> WRITTEN INSTRUCTION
Only the number is wanted: count the lines that include the word "when".

╭──

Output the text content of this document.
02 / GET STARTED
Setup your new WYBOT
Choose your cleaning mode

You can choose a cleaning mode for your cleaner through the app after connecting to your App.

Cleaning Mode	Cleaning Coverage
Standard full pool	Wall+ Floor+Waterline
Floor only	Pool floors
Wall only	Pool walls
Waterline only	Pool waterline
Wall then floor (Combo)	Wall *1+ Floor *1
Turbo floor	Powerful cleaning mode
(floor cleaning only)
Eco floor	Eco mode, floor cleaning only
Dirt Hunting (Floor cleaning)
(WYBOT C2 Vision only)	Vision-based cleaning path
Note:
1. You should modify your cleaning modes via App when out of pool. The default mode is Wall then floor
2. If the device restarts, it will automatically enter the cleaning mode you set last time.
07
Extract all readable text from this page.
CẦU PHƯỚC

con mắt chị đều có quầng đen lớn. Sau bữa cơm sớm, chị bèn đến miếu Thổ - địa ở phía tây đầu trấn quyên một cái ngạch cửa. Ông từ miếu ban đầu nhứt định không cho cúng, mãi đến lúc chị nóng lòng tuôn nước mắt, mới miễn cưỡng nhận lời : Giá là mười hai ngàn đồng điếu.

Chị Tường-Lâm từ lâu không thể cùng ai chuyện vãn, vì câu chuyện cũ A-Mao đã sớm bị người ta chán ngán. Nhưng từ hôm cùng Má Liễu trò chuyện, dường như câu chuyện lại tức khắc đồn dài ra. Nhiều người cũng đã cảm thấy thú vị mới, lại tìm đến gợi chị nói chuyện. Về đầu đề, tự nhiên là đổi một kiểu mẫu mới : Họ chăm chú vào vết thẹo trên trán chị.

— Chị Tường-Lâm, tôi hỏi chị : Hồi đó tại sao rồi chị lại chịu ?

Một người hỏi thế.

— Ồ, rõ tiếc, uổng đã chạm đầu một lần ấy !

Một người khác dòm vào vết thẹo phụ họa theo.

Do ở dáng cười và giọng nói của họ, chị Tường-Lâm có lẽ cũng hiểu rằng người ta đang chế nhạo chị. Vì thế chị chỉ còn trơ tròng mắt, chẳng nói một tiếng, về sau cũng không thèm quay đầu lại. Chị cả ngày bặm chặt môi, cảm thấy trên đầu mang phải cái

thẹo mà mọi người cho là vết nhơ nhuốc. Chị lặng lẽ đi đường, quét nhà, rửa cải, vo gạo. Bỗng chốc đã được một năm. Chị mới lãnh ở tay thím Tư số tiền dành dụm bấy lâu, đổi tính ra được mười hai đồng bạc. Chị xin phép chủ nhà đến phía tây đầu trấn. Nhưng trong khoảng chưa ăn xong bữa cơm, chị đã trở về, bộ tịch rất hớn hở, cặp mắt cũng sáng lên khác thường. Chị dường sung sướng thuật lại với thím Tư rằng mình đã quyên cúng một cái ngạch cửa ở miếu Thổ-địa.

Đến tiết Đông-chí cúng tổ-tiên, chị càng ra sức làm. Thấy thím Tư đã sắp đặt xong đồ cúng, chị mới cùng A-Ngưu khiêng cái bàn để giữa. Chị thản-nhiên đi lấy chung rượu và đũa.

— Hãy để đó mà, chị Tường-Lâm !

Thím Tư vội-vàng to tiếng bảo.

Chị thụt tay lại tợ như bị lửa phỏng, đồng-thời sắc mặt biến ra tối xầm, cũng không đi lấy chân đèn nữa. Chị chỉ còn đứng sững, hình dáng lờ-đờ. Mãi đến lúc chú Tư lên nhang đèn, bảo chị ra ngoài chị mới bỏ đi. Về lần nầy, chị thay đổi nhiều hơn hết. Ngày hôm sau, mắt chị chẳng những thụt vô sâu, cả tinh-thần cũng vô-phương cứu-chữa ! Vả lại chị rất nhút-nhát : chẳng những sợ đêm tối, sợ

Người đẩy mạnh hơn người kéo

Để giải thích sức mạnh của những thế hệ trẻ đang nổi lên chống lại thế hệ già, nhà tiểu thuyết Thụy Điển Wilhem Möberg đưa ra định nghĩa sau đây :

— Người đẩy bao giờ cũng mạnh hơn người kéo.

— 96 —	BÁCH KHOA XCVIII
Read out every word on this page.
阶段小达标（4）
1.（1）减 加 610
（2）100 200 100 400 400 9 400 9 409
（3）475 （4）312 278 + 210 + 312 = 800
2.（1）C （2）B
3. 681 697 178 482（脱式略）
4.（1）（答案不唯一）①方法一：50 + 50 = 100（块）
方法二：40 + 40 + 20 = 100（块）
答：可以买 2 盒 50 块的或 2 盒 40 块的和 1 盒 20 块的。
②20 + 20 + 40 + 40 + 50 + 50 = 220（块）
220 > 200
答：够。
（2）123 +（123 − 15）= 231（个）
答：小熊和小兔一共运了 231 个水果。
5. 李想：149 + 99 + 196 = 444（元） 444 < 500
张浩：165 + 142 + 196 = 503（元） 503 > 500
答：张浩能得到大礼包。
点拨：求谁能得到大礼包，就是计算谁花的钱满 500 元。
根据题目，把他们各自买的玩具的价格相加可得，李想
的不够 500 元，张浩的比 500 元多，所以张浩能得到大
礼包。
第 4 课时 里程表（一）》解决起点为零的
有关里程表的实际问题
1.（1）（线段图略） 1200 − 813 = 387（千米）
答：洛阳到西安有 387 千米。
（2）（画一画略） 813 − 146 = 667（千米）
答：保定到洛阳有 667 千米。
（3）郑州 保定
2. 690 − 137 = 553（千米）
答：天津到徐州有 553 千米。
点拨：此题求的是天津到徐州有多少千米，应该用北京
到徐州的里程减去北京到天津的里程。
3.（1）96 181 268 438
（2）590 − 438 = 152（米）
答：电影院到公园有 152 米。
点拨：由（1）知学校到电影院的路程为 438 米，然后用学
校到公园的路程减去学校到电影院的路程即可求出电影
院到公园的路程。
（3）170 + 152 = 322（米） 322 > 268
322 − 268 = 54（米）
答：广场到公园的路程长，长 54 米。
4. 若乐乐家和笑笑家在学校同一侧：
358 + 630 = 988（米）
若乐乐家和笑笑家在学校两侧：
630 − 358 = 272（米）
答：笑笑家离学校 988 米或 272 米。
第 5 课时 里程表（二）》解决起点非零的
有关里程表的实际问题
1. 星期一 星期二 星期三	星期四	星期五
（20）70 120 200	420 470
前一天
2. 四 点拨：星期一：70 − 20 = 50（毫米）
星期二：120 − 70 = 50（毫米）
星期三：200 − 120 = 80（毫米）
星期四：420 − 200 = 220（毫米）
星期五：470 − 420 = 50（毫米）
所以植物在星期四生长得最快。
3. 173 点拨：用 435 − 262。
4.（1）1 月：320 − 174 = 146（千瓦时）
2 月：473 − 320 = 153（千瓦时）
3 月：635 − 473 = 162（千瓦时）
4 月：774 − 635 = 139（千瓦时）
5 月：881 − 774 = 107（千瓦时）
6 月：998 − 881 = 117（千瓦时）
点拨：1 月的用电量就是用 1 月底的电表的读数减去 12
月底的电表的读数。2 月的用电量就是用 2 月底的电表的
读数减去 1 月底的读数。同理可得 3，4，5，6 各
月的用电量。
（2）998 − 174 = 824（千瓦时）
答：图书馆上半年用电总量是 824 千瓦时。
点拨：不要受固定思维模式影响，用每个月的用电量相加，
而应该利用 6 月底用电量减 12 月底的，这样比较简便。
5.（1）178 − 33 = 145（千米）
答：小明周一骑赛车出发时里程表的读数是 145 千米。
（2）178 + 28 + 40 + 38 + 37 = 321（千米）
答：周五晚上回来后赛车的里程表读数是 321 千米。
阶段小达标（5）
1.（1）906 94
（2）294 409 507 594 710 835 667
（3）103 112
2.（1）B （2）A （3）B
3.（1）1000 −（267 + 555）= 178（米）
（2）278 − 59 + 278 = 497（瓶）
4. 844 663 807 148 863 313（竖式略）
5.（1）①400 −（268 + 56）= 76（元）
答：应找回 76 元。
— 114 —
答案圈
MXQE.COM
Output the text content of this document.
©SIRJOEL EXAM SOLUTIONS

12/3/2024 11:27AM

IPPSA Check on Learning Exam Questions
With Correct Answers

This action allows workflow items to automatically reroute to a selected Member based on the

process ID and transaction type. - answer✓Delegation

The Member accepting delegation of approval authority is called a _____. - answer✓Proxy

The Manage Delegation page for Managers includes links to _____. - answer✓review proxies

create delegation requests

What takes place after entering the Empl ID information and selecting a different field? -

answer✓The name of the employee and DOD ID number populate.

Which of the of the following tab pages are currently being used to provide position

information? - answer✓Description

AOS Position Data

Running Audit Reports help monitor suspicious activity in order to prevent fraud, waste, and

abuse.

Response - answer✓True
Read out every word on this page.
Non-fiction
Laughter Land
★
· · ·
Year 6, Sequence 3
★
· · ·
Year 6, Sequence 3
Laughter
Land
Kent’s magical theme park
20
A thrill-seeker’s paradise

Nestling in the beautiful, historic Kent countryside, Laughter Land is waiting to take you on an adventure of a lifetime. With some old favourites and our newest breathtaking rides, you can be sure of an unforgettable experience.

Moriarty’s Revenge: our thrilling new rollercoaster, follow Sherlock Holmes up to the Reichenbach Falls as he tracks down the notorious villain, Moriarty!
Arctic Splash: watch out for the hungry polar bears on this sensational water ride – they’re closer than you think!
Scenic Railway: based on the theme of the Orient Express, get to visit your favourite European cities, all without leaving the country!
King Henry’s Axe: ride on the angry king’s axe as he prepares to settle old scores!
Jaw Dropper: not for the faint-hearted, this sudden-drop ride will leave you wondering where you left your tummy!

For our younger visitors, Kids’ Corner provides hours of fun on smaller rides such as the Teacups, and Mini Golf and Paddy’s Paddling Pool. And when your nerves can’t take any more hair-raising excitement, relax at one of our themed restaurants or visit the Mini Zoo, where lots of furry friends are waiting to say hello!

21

╰──

> TASK ANSWER
2